[Dataset items]
** start **
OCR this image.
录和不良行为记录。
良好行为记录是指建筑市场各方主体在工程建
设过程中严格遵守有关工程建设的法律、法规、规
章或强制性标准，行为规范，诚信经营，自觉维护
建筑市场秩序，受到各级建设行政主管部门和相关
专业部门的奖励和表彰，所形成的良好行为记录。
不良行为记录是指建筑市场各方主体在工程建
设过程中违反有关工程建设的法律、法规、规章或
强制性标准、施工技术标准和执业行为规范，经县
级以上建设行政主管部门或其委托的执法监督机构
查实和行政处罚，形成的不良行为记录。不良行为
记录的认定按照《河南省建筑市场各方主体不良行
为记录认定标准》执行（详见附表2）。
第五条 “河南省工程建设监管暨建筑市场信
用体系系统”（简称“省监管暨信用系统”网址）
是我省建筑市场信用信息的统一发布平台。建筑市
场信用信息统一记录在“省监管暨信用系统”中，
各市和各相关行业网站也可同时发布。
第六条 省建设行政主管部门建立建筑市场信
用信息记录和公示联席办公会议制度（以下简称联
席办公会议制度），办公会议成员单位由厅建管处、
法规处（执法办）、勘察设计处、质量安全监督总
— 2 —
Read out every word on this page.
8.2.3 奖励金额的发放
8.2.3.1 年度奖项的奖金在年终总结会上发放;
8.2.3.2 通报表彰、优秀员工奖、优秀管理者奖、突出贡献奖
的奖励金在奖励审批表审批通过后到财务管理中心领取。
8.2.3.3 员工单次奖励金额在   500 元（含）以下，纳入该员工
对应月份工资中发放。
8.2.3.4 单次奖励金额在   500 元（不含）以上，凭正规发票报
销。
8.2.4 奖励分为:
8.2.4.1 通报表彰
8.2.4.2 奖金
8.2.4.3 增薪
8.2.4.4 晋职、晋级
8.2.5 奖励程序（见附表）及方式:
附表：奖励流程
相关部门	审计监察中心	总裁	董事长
** end **
TO BE DONE: Give back all the records exactly as they stand.

RIGHT ANSWER:
OCR this image.
录和不良行为记录。
良好行为记录是指建筑市场各方主体在工程建
设过程中严格遵守有关工程建设的法律、法规、规
章或强制性标准，行为规范，诚信经营，自觉维护
建筑市场秩序，受到各级建设行政主管部门和相关
专业部门的奖励和表彰，所形成的良好行为记录。
不良行为记录是指建筑市场各方主体在工程建
设过程中违反有关工程建设的法律、法规、规章或
强制性标准、施工技术标准和执业行为规范，经县
级以上建设行政主管部门或其委托的执法监督机构
查实和行政处罚，形成的不良行为记录。不良行为
记录的认定按照《河南省建筑市场各方主体不良行
为记录认定标准》执行（详见附表2）。
第五条 “河南省工程建设监管暨建筑市场信
用体系系统”（简称“省监管暨信用系统”网址）
是我省建筑市场信用信息的统一发布平台。建筑市
场信用信息统一记录在“省监管暨信用系统”中，
各市和各相关行业网站也可同时发布。
第六条 省建设行政主管部门建立建筑市场信
用信息记录和公示联席办公会议制度（以下简称联
席办公会议制度），办公会议成员单位由厅建管处、
法规处（执法办）、勘察设计处、质量安全监督总
— 2 —
Read out every word on this page.
8.2.3 奖励金额的发放
8.2.3.1 年度奖项的奖金在年终总结会上发放;
8.2.3.2 通报表彰、优秀员工奖、优秀管理者奖、突出贡献奖
的奖励金在奖励审批表审批通过后到财务管理中心领取。
8.2.3.3 员工单次奖励金额在   500 元（含）以下，纳入该员工
对应月份工资中发放。
8.2.3.4 单次奖励金额在   500 元（不含）以上，凭正规发票报
销。
8.2.4 奖励分为:
8.2.4.1 通报表彰
8.2.4.2 奖金
8.2.4.3 增薪
8.2.4.4 晋职、晋级
8.2.5 奖励程序（见附表）及方式:
附表：奖励流程
相关部门	审计监察中心	总裁	董事长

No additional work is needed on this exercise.